## Sayfa Metni
----
KUTLU DOĞUM ENGELLENEMEZ
AK Parti Adana Milletvekili Kirişçi, "Danıştay'ın kararı siyasi bir karardır. YÖK, bu siyasi kararın gereğini yerine getirecektir" dedi ve ekledi:
AK Parti Adana Milletvekili Vahit Kirişçi, "Danıştay'ın kararı siyasi bir karardır ve kabul edilemez. YÖK, bu siyasi kararın gereğini yerine getirecektir" dedi. Kirişçi'den önemli açıklamalar geldi.
Kirişçi, Adana İmam Hatip Lisesi mezunlarının Kurban Bayramı buluşmasına katıldı. Okul bahçesindeki buluşmada basın mensuplarına açıklamada yapan Kirişçi, meslek liselerinin ve imam hatip liselerinin nitelikli insan kaynakları noktasında ülkeye büyük katkı sağladığını ifade ederek, "Bu okulların benzerleri yıllardır bu hizmetleri yürüttü. Bunlardan bir tanesi de İmam Hatip Lisesi mezunu olan bu ülkenin bugünkü Başbakanı Sayın Recep Tayyip Erdoğan'dır" diye konuştu.
"DANIŞTAY'IN KARARI SİYASİDİR"
Danıştayın kararını 'siyasi' bir karar olarak nitelendiren Kirişçi, şunları söyledi: "Eğer siz bir ülkede, milli eğitim alanında gerekli düzenlemeleri anayasanın vermiş olduğu yetki çerçevesinde elinde tutan bir irade olarak düşünecek olursanız, Türkiye'de Mili Eğitim Bakanlığı'nın müfettişlerinin denetimine tabi, Mili Eğitim Bakanlığı'nın her türlü müfredatını birebir uygulayan ve dolayısıyla anayasal çizginin asla dışına çıkmamış olan bir okulun ve bu okul gibi meslek liselerinin tamamımın üniversite giriş sınavında bu şekilde önünü kesmeye yönelik bir girişimi kabul etmemiz mümkün değildir. Bu girişim tamamı ile siyasi bir girişimdir. Bu, Danıştay'ın bu alanda tek ve örnek karar değildir, Türkiye'de siyaset kurumunun üzerinde kendini gören ama yeri geldiğinde de erkler arası ayrımın önemli olduğunu, demokrasinin gereği olduğunu vurgulayanların bu gereklerinin yargı olarak kendilerinin uymadığı noktasında bir değerlendirme yapmak mümkündür. Daha önceki bir karara 'Bu, YÖK'ün kendi sorumluluk alanındadır' diyerek YÖK'ü haklı gören, ama aynı YÖK tarafından 'Katsayı adaletsizliği bu şekilde devam edemez, bu mutlaka kaldırılmalıdır' diyen YÖK'ün kararına itiraz edenlerin o itirazlarını da haklı bulmalarına, gösterilebilecek en büyük 'çifte standart' veya 'özensizlik' demek mümkündür"
"YÖK, SİYASİ KARARIN GEREĞİNİ YAPACAKTIR"
----
## Verilen Kayıtlar
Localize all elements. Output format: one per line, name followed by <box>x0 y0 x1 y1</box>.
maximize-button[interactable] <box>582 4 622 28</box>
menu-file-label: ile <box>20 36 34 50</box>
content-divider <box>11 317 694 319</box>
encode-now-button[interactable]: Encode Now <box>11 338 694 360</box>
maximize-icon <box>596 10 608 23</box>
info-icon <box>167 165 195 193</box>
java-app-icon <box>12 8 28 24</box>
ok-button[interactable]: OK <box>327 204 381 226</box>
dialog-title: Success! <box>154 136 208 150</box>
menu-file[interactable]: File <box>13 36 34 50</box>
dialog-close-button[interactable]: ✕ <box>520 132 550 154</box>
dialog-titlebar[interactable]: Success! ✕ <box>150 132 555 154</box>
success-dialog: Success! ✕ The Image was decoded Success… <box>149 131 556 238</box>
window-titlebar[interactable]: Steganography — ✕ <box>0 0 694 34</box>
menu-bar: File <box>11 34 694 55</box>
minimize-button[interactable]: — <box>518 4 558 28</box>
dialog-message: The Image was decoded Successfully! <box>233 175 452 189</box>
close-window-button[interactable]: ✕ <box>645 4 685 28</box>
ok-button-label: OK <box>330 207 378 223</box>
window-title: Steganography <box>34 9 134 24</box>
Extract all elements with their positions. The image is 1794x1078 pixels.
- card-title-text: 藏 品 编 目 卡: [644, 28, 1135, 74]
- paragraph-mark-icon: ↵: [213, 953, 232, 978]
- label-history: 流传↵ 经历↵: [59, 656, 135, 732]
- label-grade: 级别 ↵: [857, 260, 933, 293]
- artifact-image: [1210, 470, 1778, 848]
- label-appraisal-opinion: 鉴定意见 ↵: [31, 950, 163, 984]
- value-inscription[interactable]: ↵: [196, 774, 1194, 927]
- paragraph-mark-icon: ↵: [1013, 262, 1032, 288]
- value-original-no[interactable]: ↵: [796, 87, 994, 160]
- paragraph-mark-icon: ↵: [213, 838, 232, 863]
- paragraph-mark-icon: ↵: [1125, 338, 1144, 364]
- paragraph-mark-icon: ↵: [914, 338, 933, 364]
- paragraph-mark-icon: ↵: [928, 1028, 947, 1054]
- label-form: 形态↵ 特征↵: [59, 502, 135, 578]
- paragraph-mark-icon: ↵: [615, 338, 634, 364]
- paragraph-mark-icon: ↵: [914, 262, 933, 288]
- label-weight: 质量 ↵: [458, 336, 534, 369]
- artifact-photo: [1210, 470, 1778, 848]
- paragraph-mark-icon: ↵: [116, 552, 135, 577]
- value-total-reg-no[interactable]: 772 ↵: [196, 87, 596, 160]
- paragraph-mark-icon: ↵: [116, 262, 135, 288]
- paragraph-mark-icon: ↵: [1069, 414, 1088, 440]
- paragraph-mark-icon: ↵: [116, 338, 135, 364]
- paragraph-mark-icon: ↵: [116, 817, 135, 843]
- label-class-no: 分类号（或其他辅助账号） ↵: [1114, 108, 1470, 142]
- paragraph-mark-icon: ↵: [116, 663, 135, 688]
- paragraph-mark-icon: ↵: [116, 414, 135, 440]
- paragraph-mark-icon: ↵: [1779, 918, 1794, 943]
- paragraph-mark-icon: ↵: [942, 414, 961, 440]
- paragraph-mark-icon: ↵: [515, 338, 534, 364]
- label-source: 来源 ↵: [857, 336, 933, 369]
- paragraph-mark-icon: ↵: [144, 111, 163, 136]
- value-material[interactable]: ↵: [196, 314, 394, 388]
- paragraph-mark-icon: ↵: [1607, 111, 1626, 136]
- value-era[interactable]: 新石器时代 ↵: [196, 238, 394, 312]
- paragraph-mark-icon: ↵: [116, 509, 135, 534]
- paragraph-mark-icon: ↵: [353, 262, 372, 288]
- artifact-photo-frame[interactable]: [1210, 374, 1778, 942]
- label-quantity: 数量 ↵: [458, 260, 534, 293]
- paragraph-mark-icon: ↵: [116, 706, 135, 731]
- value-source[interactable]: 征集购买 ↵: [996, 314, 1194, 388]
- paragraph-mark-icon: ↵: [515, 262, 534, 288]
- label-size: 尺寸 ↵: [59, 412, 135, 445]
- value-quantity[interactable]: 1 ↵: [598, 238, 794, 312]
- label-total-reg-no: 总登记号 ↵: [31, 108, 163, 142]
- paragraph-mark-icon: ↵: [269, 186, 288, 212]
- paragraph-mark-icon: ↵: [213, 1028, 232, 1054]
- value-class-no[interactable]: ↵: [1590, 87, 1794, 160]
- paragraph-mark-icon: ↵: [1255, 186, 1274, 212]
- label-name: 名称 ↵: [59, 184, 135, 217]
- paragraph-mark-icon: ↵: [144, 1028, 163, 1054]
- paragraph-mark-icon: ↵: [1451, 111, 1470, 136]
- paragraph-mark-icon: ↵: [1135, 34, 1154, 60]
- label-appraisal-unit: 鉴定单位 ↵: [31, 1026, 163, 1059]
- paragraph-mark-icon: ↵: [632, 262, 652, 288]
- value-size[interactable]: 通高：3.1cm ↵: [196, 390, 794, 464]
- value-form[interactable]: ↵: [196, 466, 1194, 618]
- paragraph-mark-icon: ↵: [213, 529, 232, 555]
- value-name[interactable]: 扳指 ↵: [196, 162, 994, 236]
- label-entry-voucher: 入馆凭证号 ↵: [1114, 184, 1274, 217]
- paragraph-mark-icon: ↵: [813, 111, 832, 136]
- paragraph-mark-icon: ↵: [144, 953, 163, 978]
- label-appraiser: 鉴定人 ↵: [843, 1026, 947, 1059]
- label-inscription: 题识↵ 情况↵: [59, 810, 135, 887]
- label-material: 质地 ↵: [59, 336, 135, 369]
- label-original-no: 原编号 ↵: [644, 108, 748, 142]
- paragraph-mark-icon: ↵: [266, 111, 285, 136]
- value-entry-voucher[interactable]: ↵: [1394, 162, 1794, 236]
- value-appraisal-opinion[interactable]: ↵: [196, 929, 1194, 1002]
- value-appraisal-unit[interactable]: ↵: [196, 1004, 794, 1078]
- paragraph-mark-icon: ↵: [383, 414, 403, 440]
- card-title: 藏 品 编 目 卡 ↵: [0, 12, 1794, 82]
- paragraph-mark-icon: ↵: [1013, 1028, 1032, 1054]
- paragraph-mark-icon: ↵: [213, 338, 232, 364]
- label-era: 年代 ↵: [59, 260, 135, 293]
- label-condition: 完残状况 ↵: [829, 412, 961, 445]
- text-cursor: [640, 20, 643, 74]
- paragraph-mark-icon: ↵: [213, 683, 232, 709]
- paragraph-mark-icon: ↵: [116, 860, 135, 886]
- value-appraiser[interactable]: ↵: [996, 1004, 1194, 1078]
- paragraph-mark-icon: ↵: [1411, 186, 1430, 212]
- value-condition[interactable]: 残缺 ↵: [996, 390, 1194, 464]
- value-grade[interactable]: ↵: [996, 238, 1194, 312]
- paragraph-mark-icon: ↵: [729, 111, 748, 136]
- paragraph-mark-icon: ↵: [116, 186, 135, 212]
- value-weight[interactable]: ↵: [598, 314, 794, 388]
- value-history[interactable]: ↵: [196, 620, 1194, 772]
----
## Alıştırma Bölümleri
[a] Danıştay kararına ilişkin habere göre aşağıdaki soruları cevaplayın:
(i) Vahit Kirişçi hangi ilin milletvekilidir?
(ii) Kirişçi basın mensuplarına hangi buluşmada açıklama yaptı?
(iii) Kirişçi, İmam Hatip Lisesi mezunu olarak hangi Başbakanın adını verdi?
[b] Danıştay kararına ilişkin haberi iki cümleyle özetleyin.
[c] Lütfen Danıştay kararına ilişkin haberi kaldığı yerden sürdürün.

## Sırayla Cevaplar
[a]
(i) Adana
(ii) Adana İmam Hatip Lisesi mezunlarının Kurban Bayramı buluşmasında
(iii) Recep Tayyip Erdoğan

[b] AK Parti Adana Milletvekili Vahit Kirişçi, Adana İmam Hatip Lisesi mezunlarının Kurban Bayramı buluşmasında meslek liselerinin ve imam hatip liselerinin nitelikli insan kaynakları bakımından ülkeye büyük katkı sağladığını söyledi. Kirişçi, bu okulların üniversite giriş sınavında önünü kesmeye yönelik girişimi kabul etmenin mümkün olmadığını belirterek Danıştay'ın kararını siyasi bir karar olarak nitelendirdi ve YÖK'ün bu kararın gereğini yerine getireceğini ifade etti.

[c]
Kirişçi, Danıştay'ın kararının kabul edilebilir olmadığnı aktararak, "Bu siyasi kararın tabiki YÖK gereğini yapacaktır. Bundan bizim en ufak bir kuşkumuz yok. Bir şekilde bir çözüm bulunacaktır" dedi. Danıştay'ı cumhuriyet ilkeleriyle kavgalı kesim olarak nitelendiren Kirişçi, yaşanılan sürecin doğum doğum öncesi ve doğum esnası sancılar olarak görülmesi gerektiğini savunarak şunları söyledi: "Bunları Türkiye'nin aslında bir kutlu doğuma doğru yürüyüş gerçekleştirdiği bir dönemde, yaşadığı doğum öncesi ve doğum esnası sancılar olarak görmek lazım. Türkiye bunlardan kurtulacak. Çünkü Türkiye, ayağında bu prangalar varken, o tarihin kendine yüklemiş olduğu misyonun gereğini asla yapamaz. Türkiye, o muasır medeniyet denilen, bu cumhuriyetin kurucusu tarafından bir hedef olarak gösterilmiş olan noktaya bu tür anlayışlarla asla ulaşamaz. O nedenle ne kadar cumhuriyetin ilkeleriyle barışık olduklarının da gösterilmesi açısından bu da çok önemlidir. Çünkü cumhuriyet ilkeleriyle kavgalı kesim olarak gösterdikleri meslek liselerinin bir bölümünden hareketle geneline yönelik bu tür ithamların aslında tam karşılığının kendilerinde olduğunu da söyleyebiliriz"
"DEMOKRATİK AÇILIM SÜRECİNDEKİ BU KARAR ÇOK MANİDARDIR"
"AK Parti'yi birinci parti olarak içlerine sinderemeyenlerin artık sindirmesi lazım" diyen Kirişçi, "Ne yaparlarsa yapsınlar, bu davranışlarıyla bile AK Parti'yi büyütmeye devam ediyorlar. Ama biz AK Parti'yi ve AK Parti iktidarını hizmetlerimizle büyütmek istiyoruz" şeklinde konuştu.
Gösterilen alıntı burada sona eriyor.